╭─ Exercise materials
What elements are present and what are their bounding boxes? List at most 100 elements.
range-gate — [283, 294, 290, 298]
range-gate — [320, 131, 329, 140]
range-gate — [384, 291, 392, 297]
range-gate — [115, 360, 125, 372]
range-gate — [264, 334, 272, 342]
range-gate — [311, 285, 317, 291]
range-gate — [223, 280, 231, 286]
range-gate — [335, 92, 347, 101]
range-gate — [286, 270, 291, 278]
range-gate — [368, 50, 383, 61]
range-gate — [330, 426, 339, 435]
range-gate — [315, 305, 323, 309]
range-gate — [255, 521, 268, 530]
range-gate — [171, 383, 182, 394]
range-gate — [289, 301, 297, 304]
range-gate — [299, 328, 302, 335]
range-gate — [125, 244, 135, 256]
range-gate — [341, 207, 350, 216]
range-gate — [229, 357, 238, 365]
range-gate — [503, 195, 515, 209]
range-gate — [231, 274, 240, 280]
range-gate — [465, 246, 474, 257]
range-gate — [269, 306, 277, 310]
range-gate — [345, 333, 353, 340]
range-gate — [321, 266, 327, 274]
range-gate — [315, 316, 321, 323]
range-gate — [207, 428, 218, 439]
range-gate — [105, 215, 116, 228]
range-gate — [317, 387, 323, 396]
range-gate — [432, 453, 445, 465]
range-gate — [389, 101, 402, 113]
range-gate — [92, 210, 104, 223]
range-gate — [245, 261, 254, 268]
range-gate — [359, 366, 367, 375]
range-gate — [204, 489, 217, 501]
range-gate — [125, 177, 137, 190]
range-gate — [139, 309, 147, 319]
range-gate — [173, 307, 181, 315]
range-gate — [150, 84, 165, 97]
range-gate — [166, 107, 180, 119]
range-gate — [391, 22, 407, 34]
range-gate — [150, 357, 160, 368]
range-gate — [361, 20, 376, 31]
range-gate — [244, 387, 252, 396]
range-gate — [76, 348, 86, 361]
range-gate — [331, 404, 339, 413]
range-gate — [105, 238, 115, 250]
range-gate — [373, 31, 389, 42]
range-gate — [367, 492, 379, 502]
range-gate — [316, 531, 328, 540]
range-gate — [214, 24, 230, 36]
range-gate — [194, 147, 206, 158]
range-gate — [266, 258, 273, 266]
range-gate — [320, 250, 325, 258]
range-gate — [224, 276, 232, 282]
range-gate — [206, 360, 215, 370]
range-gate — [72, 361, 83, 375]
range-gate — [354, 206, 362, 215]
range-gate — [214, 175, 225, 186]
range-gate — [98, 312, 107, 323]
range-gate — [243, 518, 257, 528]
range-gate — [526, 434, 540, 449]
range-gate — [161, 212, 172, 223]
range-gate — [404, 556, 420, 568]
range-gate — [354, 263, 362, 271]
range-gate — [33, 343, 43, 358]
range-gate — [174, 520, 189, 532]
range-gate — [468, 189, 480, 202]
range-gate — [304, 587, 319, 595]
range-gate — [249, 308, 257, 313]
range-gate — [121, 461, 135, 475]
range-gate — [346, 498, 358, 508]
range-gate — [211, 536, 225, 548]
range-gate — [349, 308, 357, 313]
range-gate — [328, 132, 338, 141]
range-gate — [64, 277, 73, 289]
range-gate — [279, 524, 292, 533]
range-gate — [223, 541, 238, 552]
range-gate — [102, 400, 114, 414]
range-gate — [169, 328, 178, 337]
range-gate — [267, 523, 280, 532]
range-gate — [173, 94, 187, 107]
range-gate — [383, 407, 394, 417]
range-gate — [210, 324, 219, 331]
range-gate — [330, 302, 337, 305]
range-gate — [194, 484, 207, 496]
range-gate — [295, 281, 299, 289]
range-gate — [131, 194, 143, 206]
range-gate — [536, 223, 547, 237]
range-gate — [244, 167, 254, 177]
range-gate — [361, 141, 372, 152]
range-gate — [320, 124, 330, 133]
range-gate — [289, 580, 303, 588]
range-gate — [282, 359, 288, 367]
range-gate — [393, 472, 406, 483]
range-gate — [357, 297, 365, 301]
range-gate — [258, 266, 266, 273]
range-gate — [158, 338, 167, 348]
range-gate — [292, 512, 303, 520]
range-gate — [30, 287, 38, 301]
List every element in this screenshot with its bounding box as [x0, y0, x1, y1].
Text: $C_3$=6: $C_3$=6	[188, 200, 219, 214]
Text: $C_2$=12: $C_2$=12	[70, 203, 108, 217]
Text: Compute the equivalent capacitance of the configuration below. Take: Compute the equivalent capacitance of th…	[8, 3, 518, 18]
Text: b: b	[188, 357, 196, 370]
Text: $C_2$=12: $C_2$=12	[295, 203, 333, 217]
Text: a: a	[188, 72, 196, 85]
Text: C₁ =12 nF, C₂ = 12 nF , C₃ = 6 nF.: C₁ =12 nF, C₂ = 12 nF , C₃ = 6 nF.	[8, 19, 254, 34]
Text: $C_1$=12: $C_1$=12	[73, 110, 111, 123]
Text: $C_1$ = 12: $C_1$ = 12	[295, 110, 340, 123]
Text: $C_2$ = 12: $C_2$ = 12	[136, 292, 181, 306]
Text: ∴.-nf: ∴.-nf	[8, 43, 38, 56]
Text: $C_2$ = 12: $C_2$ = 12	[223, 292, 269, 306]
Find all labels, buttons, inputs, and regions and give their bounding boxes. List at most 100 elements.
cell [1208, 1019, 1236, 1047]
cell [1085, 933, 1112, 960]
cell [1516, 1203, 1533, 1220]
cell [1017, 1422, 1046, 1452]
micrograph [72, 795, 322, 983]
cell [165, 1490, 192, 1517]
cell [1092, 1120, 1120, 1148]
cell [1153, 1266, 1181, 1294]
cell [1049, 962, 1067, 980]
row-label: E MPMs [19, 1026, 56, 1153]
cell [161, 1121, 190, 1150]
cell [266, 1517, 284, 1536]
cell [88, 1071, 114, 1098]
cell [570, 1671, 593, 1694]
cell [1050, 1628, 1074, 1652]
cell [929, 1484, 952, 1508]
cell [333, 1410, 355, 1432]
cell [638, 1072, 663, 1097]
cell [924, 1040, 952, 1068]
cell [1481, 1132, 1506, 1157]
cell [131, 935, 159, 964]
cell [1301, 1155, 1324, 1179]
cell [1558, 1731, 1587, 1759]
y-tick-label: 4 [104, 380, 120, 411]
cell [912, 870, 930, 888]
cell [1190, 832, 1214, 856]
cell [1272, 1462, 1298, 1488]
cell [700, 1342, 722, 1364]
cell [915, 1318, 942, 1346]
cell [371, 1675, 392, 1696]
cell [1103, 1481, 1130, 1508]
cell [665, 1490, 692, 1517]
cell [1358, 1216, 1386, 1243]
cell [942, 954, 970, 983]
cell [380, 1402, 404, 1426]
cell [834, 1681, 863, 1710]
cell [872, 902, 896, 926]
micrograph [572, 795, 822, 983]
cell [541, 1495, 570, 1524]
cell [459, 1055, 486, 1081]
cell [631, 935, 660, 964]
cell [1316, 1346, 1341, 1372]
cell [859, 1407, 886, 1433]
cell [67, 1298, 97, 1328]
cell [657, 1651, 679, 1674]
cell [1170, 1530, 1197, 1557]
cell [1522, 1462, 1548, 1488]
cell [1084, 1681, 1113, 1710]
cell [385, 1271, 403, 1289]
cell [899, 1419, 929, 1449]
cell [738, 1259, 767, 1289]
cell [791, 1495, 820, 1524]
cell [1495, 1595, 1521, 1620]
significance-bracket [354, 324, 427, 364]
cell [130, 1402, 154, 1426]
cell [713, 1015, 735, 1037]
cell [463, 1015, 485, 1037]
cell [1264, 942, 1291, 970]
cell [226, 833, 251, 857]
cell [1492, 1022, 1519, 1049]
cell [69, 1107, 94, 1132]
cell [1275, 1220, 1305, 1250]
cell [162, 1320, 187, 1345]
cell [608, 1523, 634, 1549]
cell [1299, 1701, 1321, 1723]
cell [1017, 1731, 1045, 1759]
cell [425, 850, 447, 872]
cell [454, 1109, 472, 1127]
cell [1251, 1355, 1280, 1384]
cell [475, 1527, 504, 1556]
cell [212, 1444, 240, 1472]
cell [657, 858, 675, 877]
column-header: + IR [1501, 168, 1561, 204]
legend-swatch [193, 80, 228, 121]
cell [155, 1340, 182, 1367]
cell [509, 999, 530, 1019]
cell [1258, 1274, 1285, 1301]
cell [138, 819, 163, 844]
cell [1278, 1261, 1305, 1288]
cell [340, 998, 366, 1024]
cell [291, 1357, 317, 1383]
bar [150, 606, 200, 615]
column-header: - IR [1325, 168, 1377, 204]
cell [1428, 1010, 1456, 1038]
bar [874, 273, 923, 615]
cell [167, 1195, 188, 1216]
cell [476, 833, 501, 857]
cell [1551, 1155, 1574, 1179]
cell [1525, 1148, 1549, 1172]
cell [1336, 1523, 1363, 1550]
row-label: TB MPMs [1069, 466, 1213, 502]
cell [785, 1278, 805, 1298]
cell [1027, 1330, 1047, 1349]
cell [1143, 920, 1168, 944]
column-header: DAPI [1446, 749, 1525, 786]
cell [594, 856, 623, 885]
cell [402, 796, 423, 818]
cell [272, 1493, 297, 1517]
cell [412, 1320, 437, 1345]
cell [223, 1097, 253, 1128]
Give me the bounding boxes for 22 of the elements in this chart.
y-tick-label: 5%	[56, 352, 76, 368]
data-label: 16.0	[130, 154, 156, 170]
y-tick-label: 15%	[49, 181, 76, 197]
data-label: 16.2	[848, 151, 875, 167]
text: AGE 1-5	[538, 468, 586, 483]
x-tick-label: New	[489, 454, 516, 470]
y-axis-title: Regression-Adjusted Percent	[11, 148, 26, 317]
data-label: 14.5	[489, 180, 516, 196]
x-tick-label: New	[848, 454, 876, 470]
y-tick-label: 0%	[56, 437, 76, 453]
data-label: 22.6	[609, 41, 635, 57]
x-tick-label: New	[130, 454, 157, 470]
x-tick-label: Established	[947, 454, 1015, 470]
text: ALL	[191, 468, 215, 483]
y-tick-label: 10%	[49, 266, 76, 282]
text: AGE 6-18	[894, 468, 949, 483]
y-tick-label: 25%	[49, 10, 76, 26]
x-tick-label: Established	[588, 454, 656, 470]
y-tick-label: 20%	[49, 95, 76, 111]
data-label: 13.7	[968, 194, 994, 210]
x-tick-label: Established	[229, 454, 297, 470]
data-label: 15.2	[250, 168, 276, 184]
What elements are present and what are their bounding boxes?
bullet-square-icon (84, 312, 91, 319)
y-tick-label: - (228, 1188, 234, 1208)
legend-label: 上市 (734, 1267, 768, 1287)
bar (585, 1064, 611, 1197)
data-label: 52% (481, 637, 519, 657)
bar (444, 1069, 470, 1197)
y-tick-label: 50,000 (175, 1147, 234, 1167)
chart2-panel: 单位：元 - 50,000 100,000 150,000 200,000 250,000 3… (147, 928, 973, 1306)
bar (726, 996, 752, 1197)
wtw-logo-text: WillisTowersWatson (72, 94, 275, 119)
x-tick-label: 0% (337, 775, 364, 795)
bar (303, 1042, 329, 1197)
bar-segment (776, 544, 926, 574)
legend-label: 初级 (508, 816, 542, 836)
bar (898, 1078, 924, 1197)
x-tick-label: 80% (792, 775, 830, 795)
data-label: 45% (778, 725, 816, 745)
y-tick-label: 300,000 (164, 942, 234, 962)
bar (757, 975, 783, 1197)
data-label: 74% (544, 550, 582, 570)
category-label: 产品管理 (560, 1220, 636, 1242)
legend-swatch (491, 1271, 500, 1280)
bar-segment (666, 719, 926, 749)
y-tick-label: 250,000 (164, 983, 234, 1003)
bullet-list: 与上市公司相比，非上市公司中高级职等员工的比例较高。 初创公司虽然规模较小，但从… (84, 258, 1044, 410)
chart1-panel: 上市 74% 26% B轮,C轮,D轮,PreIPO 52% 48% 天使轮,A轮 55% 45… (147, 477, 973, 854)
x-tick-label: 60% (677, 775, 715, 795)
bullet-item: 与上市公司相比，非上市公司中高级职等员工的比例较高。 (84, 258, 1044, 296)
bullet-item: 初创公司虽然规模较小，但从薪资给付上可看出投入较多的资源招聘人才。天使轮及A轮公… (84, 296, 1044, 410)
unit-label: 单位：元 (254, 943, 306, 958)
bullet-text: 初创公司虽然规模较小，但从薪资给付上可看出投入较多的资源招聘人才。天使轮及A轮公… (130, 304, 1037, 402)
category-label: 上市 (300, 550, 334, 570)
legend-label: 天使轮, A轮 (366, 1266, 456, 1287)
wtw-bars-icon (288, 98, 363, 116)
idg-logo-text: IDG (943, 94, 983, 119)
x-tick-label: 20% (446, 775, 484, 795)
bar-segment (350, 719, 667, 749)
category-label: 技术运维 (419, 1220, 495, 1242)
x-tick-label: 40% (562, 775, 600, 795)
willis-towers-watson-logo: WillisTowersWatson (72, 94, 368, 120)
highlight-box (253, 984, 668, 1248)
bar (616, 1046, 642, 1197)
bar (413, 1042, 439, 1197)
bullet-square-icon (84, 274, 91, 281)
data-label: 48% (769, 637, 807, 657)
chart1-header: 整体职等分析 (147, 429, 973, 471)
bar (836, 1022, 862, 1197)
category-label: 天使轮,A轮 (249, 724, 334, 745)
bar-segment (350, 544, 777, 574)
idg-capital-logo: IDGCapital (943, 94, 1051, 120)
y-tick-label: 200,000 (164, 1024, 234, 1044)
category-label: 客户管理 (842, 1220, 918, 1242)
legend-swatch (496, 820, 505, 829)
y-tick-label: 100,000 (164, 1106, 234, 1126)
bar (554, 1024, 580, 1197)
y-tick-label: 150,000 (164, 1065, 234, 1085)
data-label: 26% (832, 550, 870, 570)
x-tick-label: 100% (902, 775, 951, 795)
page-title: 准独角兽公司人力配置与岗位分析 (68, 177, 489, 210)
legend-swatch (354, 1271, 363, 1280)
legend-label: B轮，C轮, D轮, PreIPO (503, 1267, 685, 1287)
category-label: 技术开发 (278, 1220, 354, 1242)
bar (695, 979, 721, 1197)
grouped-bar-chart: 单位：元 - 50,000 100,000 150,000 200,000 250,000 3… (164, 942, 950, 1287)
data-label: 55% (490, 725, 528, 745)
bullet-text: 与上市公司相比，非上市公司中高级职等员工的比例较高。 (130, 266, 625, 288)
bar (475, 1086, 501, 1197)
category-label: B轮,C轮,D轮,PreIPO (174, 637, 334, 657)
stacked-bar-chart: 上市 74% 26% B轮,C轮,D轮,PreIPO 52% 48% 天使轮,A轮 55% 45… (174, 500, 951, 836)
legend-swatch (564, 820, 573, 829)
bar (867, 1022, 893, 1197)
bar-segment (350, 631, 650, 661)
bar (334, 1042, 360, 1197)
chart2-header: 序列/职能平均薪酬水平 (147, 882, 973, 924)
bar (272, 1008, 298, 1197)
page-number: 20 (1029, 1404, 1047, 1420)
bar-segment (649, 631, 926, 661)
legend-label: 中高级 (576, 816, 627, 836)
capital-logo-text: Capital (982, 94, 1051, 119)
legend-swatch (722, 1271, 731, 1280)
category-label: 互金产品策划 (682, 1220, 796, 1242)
╰─
Requirements:
Reproduce the stretch of the material from its first line through the line that contains "range-gate — [173, 307, 181, 315]", including both of those lines and leaving every line unchanged.

The output:
What elements are present and what are their bounding boxes? List at most 100 elements.
range-gate — [283, 294, 290, 298]
range-gate — [320, 131, 329, 140]
range-gate — [384, 291, 392, 297]
range-gate — [115, 360, 125, 372]
range-gate — [264, 334, 272, 342]
range-gate — [311, 285, 317, 291]
range-gate — [223, 280, 231, 286]
range-gate — [335, 92, 347, 101]
range-gate — [286, 270, 291, 278]
range-gate — [368, 50, 383, 61]
range-gate — [330, 426, 339, 435]
range-gate — [315, 305, 323, 309]
range-gate — [255, 521, 268, 530]
range-gate — [171, 383, 182, 394]
range-gate — [289, 301, 297, 304]
range-gate — [299, 328, 302, 335]
range-gate — [125, 244, 135, 256]
range-gate — [341, 207, 350, 216]
range-gate — [229, 357, 238, 365]
range-gate — [503, 195, 515, 209]
range-gate — [231, 274, 240, 280]
range-gate — [465, 246, 474, 257]
range-gate — [269, 306, 277, 310]
range-gate — [345, 333, 353, 340]
range-gate — [321, 266, 327, 274]
range-gate — [315, 316, 321, 323]
range-gate — [207, 428, 218, 439]
range-gate — [105, 215, 116, 228]
range-gate — [317, 387, 323, 396]
range-gate — [432, 453, 445, 465]
range-gate — [389, 101, 402, 113]
range-gate — [92, 210, 104, 223]
range-gate — [245, 261, 254, 268]
range-gate — [359, 366, 367, 375]
range-gate — [204, 489, 217, 501]
range-gate — [125, 177, 137, 190]
range-gate — [139, 309, 147, 319]
range-gate — [173, 307, 181, 315]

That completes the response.